● **Challenge**
Print every entry word for word, but omit the pictures.

● **Records supplied**
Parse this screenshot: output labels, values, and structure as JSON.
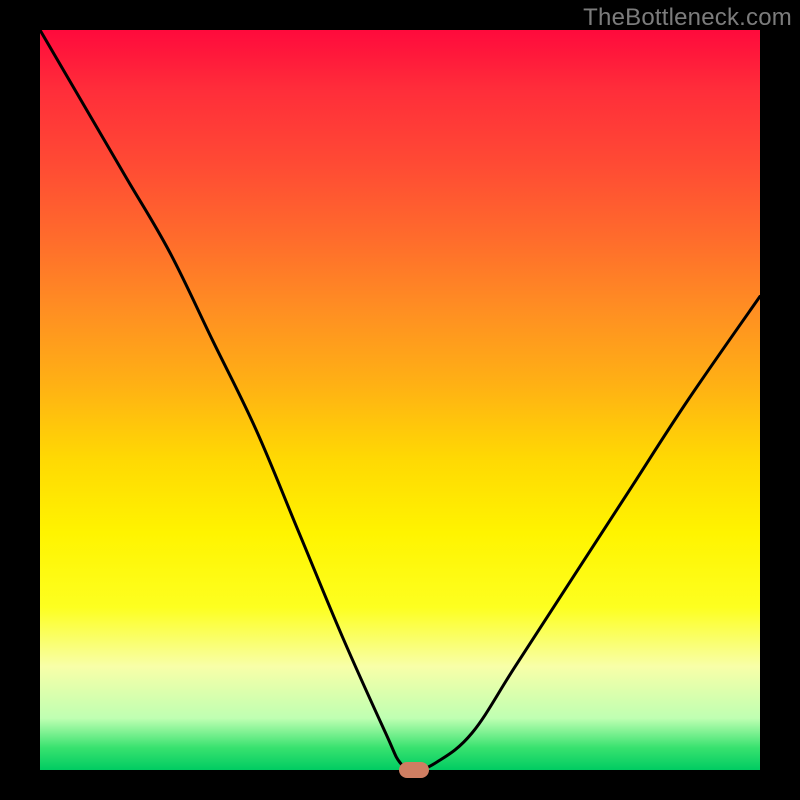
{
  "watermark": "TheBottleneck.com",
  "chart_data": {
    "type": "line",
    "title": "",
    "xlabel": "",
    "ylabel": "",
    "xlim": [
      0,
      100
    ],
    "ylim": [
      0,
      100
    ],
    "grid": false,
    "legend": false,
    "series": [
      {
        "name": "bottleneck-curve",
        "x": [
          0,
          6,
          12,
          18,
          24,
          30,
          36,
          42,
          48,
          50,
          52,
          55,
          60,
          66,
          74,
          82,
          90,
          100
        ],
        "y": [
          100,
          90,
          80,
          70,
          58,
          46,
          32,
          18,
          5,
          1,
          0,
          1,
          5,
          14,
          26,
          38,
          50,
          64
        ]
      }
    ],
    "marker": {
      "x": 52,
      "y": 0,
      "color": "#cf7e62"
    },
    "gradient_stops": [
      {
        "pos": 0.0,
        "color": "#ff0a3c"
      },
      {
        "pos": 0.08,
        "color": "#ff2d3a"
      },
      {
        "pos": 0.18,
        "color": "#ff4a34"
      },
      {
        "pos": 0.28,
        "color": "#ff6b2c"
      },
      {
        "pos": 0.38,
        "color": "#ff8f22"
      },
      {
        "pos": 0.48,
        "color": "#ffb114"
      },
      {
        "pos": 0.58,
        "color": "#ffd903"
      },
      {
        "pos": 0.68,
        "color": "#fff400"
      },
      {
        "pos": 0.78,
        "color": "#fdff20"
      },
      {
        "pos": 0.86,
        "color": "#f8ffa8"
      },
      {
        "pos": 0.93,
        "color": "#bfffb2"
      },
      {
        "pos": 0.97,
        "color": "#38e26f"
      },
      {
        "pos": 1.0,
        "color": "#00cc62"
      }
    ]
  }
}
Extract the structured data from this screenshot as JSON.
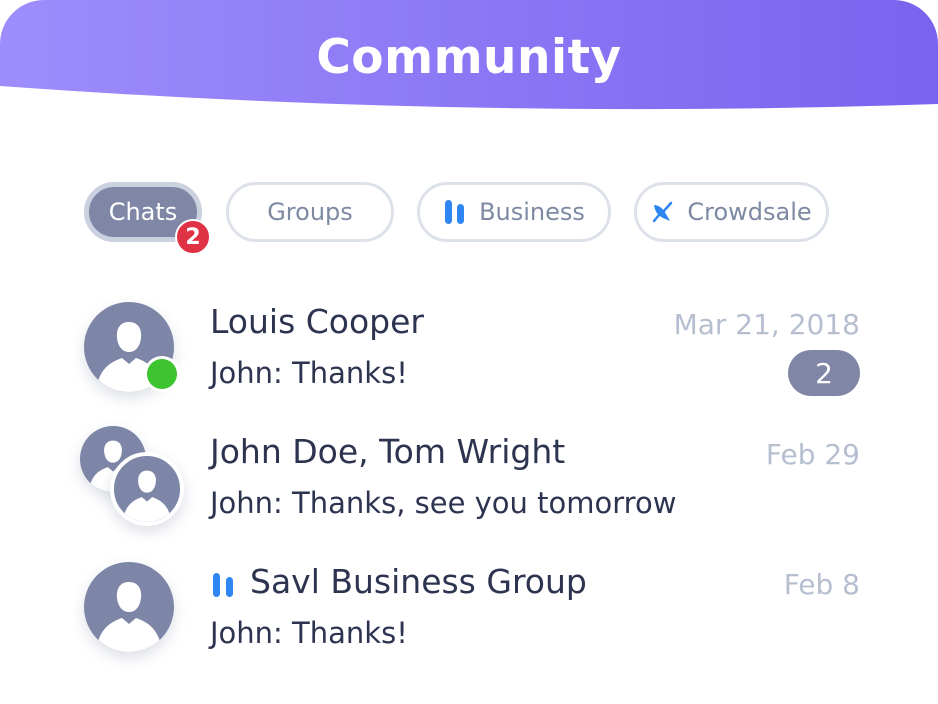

● **Solution below**
Parse this screenshot: output labels, values, and structure as JSON.
{
  "watermark": "TheBottleneck.com",
  "chart_data": {
    "type": "line",
    "title": "",
    "xlabel": "",
    "ylabel": "",
    "xlim": [
      0,
      100
    ],
    "ylim": [
      0,
      100
    ],
    "grid": false,
    "legend": false,
    "series": [
      {
        "name": "bottleneck-curve",
        "x": [
          0,
          6,
          12,
          18,
          24,
          30,
          36,
          42,
          48,
          50,
          52,
          55,
          60,
          66,
          74,
          82,
          90,
          100
        ],
        "y": [
          100,
          90,
          80,
          70,
          58,
          46,
          32,
          18,
          5,
          1,
          0,
          1,
          5,
          14,
          26,
          38,
          50,
          64
        ]
      }
    ],
    "marker": {
      "x": 52,
      "y": 0,
      "color": "#cf7e62"
    },
    "gradient_stops": [
      {
        "pos": 0.0,
        "color": "#ff0a3c"
      },
      {
        "pos": 0.08,
        "color": "#ff2d3a"
      },
      {
        "pos": 0.18,
        "color": "#ff4a34"
      },
      {
        "pos": 0.28,
        "color": "#ff6b2c"
      },
      {
        "pos": 0.38,
        "color": "#ff8f22"
      },
      {
        "pos": 0.48,
        "color": "#ffb114"
      },
      {
        "pos": 0.58,
        "color": "#ffd903"
      },
      {
        "pos": 0.68,
        "color": "#fff400"
      },
      {
        "pos": 0.78,
        "color": "#fdff20"
      },
      {
        "pos": 0.86,
        "color": "#f8ffa8"
      },
      {
        "pos": 0.93,
        "color": "#bfffb2"
      },
      {
        "pos": 0.97,
        "color": "#38e26f"
      },
      {
        "pos": 1.0,
        "color": "#00cc62"
      }
    ]
  }
}
Extract the structured data from this screenshot as JSON.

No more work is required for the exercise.